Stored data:
* * * *
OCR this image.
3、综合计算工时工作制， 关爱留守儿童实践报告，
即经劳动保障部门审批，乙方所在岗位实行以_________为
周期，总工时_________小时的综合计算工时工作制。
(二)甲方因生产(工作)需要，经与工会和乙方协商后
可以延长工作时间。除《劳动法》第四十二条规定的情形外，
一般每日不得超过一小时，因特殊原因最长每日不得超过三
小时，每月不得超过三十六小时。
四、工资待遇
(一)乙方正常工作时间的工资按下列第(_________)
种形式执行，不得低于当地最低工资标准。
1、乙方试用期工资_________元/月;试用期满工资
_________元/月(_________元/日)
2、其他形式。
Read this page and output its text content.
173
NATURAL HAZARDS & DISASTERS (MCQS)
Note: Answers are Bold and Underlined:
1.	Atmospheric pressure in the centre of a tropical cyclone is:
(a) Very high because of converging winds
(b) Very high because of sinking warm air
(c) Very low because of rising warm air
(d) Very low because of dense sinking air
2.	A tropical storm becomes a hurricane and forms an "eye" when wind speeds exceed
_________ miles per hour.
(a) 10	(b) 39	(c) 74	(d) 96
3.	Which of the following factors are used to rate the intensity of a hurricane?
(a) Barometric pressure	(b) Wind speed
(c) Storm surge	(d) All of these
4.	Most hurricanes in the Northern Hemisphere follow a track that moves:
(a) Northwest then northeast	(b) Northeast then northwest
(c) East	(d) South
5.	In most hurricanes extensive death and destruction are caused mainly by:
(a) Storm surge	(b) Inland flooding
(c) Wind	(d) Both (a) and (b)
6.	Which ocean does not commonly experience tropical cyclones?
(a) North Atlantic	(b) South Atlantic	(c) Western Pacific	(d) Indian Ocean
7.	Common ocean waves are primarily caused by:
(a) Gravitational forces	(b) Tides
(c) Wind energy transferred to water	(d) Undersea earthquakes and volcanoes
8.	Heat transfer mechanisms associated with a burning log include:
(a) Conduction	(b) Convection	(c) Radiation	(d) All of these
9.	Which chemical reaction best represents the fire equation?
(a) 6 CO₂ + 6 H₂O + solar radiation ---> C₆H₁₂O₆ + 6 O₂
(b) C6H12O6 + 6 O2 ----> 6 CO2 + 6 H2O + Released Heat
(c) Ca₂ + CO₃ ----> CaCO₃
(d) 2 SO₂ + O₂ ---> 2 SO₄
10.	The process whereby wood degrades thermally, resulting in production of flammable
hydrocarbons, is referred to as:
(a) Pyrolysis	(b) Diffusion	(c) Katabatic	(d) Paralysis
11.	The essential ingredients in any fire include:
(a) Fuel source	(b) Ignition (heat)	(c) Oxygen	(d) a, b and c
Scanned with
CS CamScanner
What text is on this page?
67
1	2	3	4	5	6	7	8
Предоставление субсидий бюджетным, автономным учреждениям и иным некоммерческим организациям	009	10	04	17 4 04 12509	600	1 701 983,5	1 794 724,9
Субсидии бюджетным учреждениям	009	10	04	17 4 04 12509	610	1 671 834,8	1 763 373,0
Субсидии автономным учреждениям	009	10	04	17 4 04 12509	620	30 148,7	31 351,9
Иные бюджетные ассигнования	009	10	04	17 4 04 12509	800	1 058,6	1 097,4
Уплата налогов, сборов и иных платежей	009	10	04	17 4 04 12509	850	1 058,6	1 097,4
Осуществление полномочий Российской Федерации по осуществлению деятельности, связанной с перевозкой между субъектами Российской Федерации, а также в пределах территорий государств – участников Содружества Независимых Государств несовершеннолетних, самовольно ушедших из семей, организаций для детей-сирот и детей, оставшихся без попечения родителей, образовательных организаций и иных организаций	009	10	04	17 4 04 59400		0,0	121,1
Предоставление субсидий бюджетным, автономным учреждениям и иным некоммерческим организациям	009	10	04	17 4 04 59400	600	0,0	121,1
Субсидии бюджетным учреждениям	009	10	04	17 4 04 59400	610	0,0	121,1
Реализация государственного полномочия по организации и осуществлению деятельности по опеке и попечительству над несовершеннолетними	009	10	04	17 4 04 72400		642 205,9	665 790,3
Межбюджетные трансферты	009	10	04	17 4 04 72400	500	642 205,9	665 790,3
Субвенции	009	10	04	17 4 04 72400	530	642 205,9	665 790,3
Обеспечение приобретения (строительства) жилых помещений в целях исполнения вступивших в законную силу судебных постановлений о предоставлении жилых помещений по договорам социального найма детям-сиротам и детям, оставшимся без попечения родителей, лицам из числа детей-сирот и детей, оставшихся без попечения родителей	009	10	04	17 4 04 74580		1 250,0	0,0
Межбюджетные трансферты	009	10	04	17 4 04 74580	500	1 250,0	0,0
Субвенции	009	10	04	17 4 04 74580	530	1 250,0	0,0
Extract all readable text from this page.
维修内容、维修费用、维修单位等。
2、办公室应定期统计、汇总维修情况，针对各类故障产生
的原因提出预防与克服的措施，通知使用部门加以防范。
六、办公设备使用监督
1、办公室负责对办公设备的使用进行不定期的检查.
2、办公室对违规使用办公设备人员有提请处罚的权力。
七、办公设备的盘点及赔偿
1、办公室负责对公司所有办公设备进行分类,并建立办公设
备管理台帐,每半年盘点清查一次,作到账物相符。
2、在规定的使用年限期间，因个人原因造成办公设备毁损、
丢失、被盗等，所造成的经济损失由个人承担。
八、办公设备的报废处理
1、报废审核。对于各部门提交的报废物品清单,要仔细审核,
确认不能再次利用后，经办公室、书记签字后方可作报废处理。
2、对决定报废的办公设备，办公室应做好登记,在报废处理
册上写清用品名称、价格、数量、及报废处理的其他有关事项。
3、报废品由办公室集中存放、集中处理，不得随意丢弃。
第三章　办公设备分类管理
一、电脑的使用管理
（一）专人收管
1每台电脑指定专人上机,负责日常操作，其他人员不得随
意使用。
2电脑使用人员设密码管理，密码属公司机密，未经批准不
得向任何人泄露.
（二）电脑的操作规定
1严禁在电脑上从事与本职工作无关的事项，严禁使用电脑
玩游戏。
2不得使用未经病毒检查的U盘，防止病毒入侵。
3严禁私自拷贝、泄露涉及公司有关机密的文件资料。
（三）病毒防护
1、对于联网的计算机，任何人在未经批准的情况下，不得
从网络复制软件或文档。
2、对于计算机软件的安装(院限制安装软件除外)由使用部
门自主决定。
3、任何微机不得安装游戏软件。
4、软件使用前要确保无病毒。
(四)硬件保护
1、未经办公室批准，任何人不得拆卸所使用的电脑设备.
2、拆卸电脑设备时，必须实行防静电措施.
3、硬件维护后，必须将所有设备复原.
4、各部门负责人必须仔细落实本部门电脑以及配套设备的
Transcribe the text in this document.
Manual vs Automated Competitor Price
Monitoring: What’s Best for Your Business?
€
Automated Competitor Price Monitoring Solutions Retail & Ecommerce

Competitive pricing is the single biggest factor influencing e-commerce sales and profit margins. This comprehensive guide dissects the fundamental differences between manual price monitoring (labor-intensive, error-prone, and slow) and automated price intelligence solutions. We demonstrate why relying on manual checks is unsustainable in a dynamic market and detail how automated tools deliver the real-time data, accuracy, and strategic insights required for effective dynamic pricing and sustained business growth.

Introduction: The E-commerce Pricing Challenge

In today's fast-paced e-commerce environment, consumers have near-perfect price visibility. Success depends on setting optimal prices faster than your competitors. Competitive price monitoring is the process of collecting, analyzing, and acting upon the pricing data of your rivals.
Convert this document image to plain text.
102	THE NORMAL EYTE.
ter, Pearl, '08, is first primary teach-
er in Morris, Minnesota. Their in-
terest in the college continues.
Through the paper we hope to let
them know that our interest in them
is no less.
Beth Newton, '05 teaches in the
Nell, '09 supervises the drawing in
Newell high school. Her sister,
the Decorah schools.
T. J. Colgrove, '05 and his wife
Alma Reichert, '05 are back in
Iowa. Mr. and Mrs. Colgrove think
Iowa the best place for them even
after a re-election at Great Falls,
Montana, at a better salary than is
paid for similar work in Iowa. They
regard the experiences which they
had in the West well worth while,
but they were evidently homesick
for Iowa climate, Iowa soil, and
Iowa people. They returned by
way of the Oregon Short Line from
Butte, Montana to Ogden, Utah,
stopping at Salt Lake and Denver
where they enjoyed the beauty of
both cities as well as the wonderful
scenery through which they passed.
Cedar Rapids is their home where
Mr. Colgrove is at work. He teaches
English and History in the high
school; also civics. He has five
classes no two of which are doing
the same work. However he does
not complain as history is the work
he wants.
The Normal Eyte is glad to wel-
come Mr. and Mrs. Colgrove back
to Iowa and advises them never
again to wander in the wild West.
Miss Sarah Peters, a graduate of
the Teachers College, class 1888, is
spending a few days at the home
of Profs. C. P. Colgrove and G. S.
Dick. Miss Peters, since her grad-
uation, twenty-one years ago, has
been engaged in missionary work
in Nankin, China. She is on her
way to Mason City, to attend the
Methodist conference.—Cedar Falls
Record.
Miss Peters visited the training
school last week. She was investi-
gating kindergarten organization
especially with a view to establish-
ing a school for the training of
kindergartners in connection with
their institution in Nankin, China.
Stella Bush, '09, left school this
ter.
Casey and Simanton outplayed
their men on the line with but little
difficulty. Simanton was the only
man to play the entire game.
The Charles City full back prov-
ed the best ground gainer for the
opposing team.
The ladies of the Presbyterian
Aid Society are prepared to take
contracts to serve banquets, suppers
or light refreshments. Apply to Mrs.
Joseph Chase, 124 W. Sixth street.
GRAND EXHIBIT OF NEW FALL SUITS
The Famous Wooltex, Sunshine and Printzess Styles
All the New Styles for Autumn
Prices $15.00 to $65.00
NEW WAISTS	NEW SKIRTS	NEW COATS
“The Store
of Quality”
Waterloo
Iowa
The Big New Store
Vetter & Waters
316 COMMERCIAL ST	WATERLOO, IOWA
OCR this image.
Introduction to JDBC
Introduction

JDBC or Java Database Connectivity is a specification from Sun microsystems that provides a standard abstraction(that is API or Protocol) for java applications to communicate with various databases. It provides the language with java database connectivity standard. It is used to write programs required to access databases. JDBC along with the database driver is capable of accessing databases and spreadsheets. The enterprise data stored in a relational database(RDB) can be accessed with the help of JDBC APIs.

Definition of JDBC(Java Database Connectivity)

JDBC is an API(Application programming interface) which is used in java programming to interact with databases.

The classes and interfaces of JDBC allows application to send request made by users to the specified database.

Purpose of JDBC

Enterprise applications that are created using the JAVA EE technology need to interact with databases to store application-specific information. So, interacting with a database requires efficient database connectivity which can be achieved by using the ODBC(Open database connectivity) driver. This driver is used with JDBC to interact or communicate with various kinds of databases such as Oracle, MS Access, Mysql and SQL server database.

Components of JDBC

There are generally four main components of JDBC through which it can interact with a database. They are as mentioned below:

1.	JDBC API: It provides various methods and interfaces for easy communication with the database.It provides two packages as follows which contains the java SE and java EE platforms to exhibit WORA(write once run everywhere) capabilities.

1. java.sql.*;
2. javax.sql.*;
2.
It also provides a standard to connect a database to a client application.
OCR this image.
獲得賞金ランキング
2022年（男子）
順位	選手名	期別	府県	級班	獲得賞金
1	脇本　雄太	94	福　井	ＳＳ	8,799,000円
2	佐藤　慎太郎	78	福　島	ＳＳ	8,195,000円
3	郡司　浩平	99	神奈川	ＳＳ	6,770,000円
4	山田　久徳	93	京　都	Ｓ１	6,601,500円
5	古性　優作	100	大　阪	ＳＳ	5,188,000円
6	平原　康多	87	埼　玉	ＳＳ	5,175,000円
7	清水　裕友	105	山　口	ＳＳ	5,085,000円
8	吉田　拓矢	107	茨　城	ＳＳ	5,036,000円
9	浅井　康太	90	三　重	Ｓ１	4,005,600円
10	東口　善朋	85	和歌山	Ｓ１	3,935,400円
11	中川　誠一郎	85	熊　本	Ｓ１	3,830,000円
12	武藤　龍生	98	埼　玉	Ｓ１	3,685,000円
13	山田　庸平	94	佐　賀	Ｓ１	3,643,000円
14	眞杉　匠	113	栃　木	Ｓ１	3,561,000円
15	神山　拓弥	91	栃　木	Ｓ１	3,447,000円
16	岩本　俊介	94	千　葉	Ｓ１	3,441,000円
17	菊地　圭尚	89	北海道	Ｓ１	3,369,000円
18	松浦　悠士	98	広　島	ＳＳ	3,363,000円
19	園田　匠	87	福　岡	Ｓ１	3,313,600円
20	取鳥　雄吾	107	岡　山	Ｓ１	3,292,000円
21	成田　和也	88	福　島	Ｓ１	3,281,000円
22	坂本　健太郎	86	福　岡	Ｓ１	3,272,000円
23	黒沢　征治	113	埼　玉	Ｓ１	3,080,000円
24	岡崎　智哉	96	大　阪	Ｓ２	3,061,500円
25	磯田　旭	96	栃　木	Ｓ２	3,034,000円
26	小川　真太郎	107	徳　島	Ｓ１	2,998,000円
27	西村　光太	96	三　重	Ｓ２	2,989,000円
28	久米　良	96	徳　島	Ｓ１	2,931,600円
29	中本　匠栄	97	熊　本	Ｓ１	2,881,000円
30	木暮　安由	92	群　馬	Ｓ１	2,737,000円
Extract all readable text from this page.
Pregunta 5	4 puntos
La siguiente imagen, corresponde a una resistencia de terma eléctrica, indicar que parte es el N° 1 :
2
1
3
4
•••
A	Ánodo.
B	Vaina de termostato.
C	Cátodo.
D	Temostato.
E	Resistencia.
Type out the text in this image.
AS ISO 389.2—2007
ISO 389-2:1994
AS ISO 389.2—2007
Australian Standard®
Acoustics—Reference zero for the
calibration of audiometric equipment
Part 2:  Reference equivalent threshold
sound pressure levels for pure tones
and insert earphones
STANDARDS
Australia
* * * *
**What is asked**
Only a number is wanted: how many lines of the material include the word "training".

**Solution to this exercise**
2